╭──

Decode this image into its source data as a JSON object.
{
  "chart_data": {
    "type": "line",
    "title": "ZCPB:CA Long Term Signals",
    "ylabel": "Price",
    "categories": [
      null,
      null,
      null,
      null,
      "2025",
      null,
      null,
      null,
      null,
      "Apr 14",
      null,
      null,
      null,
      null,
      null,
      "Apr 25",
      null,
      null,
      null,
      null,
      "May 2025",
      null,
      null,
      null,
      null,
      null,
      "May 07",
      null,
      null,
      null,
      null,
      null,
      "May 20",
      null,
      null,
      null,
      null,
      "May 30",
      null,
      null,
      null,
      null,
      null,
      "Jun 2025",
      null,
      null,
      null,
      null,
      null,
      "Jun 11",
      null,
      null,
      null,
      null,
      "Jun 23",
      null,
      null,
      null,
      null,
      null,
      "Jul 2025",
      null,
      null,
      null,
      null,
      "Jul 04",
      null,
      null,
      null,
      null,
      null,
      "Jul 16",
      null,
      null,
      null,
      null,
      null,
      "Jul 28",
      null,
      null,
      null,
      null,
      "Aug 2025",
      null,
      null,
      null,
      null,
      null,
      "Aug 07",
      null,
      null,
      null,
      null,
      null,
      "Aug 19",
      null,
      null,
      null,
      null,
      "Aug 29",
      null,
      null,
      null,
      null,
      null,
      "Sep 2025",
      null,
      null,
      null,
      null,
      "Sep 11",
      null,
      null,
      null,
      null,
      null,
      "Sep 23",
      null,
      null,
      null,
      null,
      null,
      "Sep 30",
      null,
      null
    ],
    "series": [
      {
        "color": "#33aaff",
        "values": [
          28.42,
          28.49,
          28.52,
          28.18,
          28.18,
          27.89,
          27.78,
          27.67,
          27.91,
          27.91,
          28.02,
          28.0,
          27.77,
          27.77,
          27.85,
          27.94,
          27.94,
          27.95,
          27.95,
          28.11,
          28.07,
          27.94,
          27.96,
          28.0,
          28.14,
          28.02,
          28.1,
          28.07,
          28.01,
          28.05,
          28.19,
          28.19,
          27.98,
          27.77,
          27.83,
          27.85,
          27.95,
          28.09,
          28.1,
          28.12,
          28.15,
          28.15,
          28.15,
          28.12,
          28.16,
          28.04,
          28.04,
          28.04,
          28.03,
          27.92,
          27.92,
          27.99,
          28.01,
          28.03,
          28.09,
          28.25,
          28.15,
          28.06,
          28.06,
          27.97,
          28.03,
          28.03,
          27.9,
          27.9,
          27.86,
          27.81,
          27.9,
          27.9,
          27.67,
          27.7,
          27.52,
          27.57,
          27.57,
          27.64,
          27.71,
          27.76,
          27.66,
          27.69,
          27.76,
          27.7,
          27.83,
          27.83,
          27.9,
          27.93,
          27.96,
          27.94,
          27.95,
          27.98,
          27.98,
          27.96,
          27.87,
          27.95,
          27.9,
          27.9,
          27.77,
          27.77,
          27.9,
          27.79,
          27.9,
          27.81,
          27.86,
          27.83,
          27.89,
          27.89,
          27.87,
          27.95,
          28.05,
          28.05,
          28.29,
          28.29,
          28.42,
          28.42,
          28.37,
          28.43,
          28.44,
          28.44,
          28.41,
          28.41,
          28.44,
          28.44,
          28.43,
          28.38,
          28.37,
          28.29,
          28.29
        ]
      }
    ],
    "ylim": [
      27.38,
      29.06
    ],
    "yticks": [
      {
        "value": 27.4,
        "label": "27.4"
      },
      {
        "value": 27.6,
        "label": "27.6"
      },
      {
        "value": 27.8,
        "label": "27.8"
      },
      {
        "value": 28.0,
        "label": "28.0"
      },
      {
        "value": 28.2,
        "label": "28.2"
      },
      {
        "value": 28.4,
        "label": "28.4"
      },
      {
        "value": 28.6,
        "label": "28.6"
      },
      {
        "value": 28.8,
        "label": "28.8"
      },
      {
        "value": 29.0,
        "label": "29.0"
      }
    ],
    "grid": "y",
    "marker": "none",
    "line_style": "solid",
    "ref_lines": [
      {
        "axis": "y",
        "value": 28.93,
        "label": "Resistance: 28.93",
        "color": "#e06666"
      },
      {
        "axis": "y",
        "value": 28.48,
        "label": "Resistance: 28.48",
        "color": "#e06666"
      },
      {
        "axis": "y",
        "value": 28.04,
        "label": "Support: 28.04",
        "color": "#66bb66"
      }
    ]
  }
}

╰──

-- Stated task --
Say how many lines of the listing above contain "Resistance", with no other words.

-- Task result --
2